--- JOBS ---
[1] According to the appeals court opinion, what offense did Roberto Lopez-Moreno plead guilty to?
[2] Pick up the appeals court opinion after its last sentence and keep writing.

--- SOURCE DOCUMENT ---
IN THE UNITED STATES COURT OF APPEALS
FOR THE FIFTH CIRCUIT
United States Court of Appeals
Fifth Circuit
No. 06-10826 F I L E D
Summary Calendar September 26, 2007
Charles R. Fulbruge III
UNITED STATES OF AMERICA Clerk
Plaintiff-Appellee
v.
ROBERTO LOPEZ-MORENO
Defendant-Appellant
Appeal from the United States District Court
for the Northern District of Texas
USDC No. 3:04-CR-249-ALL
Before JOLLY, DENNIS, and PRADO, Circuit Judges.
PER CURIAM:*
Roberto Lopez-Moreno (Lopez) pleaded guilty to illegal reentry into the
United States following removal subsequent to a conviction for an aggravated
felony. This court vacated his sentence and remanded for resentencing in
accordance with United States v. Booker, 543 U.S. 220 (2005). He now appeals
the sentence imposed on remand.
For the first time in this, his second appeal, Lopez argues that the district
court plainly erred by applying a 16-level enhancement for his being removed
*
Pursuant to 5TH CIR. R. 47.5, the court has determined that this opinion should not
be published and is not precedent except under the limited circumstances set forth in 5TH CIR.
R. 47.5.4.
No. 06-10826
following a conviction for a crime of violence pursuant to U.S.S.G.
§ 2L1.2(b)(1)(A)(ii). He asserts that his prior Texas conviction for aggravated
assault was not a conviction for a crime of violence.

--- DATA ---
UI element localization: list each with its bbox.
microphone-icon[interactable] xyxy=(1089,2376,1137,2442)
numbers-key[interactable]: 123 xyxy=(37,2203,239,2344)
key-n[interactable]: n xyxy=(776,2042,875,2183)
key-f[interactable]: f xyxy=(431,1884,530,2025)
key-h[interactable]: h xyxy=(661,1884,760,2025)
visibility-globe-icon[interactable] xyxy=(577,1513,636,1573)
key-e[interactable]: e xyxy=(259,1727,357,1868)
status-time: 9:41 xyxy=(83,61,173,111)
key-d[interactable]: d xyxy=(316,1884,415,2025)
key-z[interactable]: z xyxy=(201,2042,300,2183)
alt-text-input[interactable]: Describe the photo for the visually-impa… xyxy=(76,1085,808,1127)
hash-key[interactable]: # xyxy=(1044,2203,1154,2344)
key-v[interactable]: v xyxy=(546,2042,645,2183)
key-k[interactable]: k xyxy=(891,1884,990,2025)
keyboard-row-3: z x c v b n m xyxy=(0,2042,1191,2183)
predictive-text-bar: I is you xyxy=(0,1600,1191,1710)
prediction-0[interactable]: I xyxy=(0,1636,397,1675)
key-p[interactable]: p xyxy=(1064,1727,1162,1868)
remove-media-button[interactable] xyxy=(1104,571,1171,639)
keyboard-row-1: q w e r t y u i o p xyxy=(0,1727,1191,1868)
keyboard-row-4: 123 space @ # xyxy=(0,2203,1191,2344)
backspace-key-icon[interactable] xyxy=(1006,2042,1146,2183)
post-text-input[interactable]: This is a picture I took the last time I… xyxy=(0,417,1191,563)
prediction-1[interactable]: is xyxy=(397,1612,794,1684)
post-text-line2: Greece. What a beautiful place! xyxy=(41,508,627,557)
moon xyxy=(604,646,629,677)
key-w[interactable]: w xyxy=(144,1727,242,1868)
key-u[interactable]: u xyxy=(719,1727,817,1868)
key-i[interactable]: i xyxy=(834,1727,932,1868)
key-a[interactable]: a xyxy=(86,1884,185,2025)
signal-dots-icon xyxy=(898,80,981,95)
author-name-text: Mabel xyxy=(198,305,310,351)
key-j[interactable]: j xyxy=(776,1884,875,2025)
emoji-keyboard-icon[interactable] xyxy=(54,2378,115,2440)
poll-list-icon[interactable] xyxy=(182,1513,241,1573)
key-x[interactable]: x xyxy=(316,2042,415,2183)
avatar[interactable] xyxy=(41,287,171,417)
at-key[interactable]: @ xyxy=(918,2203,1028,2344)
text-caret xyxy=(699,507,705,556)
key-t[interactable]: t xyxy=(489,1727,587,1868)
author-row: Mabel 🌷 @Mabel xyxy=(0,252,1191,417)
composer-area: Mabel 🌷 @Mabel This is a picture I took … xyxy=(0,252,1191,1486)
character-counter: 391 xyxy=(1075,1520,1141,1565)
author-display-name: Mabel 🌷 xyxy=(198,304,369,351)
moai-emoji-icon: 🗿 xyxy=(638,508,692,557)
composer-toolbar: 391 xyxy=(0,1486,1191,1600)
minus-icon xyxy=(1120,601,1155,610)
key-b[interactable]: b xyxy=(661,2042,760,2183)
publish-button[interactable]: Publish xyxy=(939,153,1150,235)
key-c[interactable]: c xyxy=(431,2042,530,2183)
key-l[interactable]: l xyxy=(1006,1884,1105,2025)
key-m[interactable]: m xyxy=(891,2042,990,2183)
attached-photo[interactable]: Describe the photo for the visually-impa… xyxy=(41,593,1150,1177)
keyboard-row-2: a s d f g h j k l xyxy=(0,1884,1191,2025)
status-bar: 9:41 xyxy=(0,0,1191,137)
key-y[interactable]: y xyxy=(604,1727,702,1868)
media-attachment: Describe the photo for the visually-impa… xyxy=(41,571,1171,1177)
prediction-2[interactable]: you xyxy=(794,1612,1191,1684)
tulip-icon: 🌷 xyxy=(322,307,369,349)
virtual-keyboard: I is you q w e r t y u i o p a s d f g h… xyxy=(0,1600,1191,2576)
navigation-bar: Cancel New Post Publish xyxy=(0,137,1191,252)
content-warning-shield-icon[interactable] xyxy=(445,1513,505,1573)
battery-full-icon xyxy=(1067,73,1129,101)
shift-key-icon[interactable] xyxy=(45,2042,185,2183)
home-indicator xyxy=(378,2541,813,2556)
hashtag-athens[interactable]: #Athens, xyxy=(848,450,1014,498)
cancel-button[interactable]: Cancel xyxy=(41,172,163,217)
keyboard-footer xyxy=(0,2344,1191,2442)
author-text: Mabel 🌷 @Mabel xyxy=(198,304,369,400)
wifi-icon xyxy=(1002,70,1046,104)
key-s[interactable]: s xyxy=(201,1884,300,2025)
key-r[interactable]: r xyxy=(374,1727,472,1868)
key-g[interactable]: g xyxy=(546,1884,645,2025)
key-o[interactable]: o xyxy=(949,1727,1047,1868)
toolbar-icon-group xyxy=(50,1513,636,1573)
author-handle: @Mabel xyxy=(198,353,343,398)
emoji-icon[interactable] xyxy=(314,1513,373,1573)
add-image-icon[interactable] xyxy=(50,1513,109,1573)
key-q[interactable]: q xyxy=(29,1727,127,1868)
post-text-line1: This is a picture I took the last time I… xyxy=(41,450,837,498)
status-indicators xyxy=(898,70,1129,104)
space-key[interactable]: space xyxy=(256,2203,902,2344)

--- RESULTS OF THE TASKS ---
[1] Illegal reentry into the United States following removal subsequent to a conviction for an aggravated felony.

[2]
Because Lopez could have raised this issue in his original appeal but did
not, consideration of this issue is barred by the mandate rule. See United States
v. Lee, 358 F.3d 315, 321 (5th Cir. 2004). While he acknowledges the mandate
rule, Lopez argues that this issue falls under the manifest injustice exception to
that rule. Lopez’s prior conviction, however, was a conviction under TEX. PENAL
CODE ANN. § 22.02(a)(2), and convictions under that statute are convictions for
a crime of violence under § 2L1.2(b)(1)(A)(ii). See United States v. Guillen-
Alvarez, 489 F.3d 197, 199-201 (5th Cir. 2007). Accordingly, the manifest
injustice exception does not apply, and consideration of this issue is barred by
the mandate rule. See United States v. Matthews, 312 F.3d 652, 657 (5th Cir.
2002).
Lopez argues that the sentence imposed on remand was unreasonable.
His sentence was within the guidelines range, and while he acknowledges that
we held that sentences within the guidelines range are presumptively
reasonable in United States v. Alonzo, 435 F.3d 551, 554 (5th Cir. 2006), he
argues that Alonzo was wrongly decided and that no presumption should apply.
As Lopez concedes, this argument is foreclosed. See Rita v. United States, 127
S. Ct. 2456, 2462-65 (2007); Alonzo, 435 F.3d at 554. Lopez also asserts that his
sentence was unreasonable because the district in which he was convicted does
not have a fast-track program. As Lopez concedes, this argument is also
foreclosed. See United States v. Aguirre-Villa, 460 F.3d 681, 683 (5th Cir. 2006).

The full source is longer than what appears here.